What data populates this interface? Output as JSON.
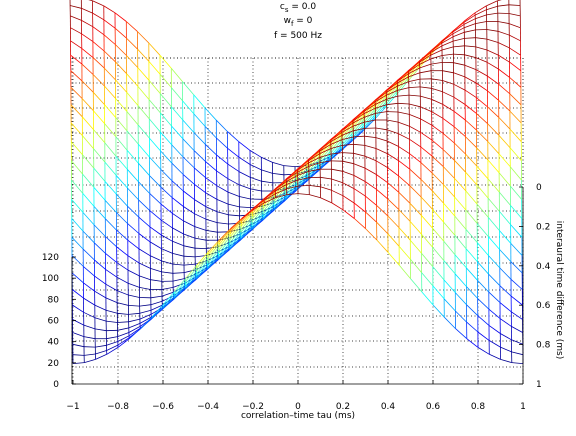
{
  "title_lines": [
    "c",
    "= 0.0",
    "w",
    "= 0",
    "f = 500 Hz"
  ],
  "title_line1": {
    "base": "c",
    "sub": "s",
    "rest": " = 0.0"
  },
  "title_line2": {
    "base": "w",
    "sub": "f",
    "rest": " = 0"
  },
  "title_line3": "f = 500 Hz",
  "chart_data": {
    "type": "mesh3d",
    "title": "c_s = 0.0, w_f = 0, f = 500 Hz",
    "xlabel": "correlation–time tau (ms)",
    "ylabel": "interaural time difference (ms)",
    "zlabel": "",
    "x_ticks": [
      "−1",
      "−0.8",
      "−0.6",
      "−0.4",
      "−0.2",
      "0",
      "0.2",
      "0.4",
      "0.6",
      "0.8",
      "1"
    ],
    "y_ticks": [
      "0",
      "0.2",
      "0.4",
      "0.6",
      "0.8",
      "1"
    ],
    "z_ticks": [
      "0",
      "20",
      "40",
      "60",
      "80",
      "100",
      "120"
    ],
    "xlim": [
      -1,
      1
    ],
    "ylim": [
      0,
      1
    ],
    "zlim": [
      0,
      120
    ],
    "grid": true,
    "colormap": "jet",
    "surface": "z = 62 + 50*cos(2*pi*f*(tau - itd)), f = 0.5 kHz, tau in ms, itd in ms",
    "tau_samples": 41,
    "itd_samples": 25
  },
  "colors": {
    "low": "#00008f",
    "high": "#800000",
    "grid": "#000000"
  }
}
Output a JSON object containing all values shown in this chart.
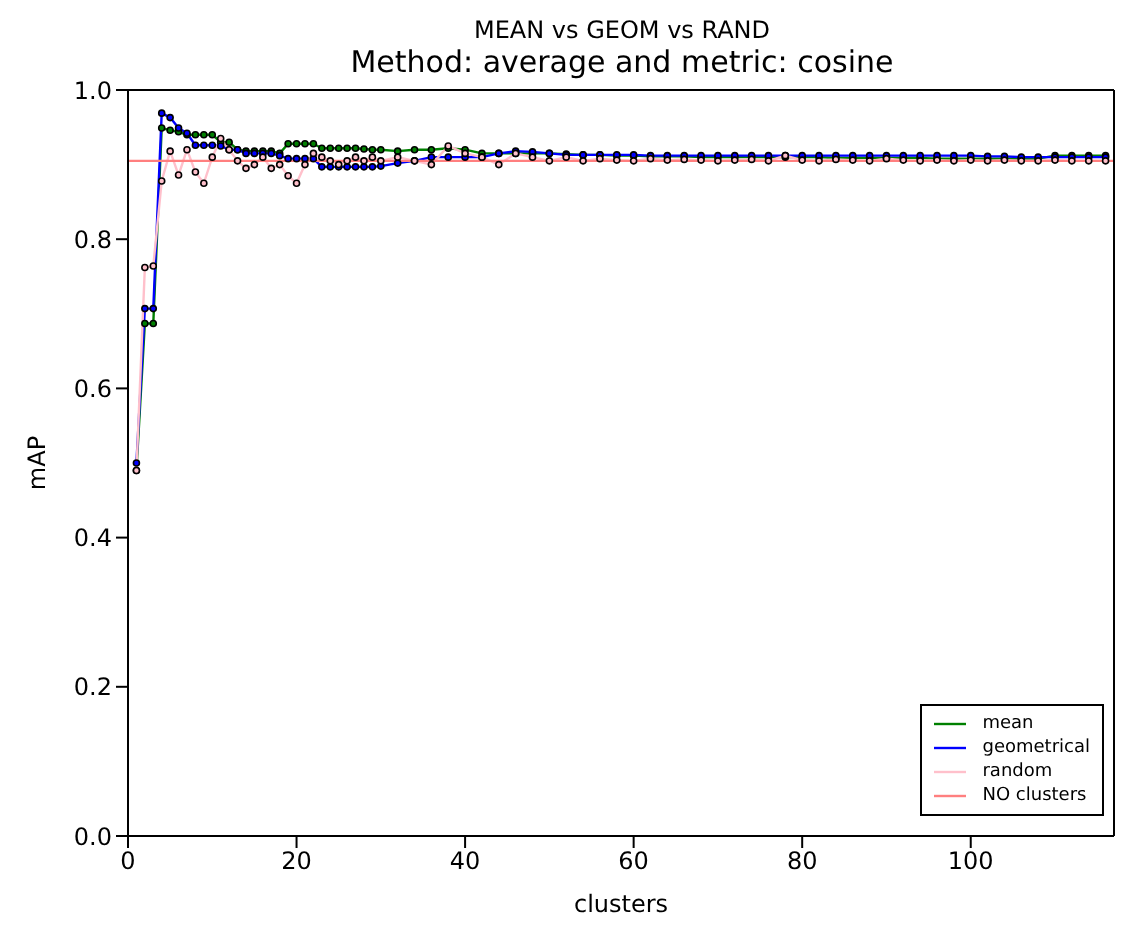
· · · · · · ·
- [What the task requires]: Identify every line above that includes the word "this", and show those lines.

- [Expected output]:
What data populates this interface? Output as JSON.
Output a JSON object containing all values shown in this chart.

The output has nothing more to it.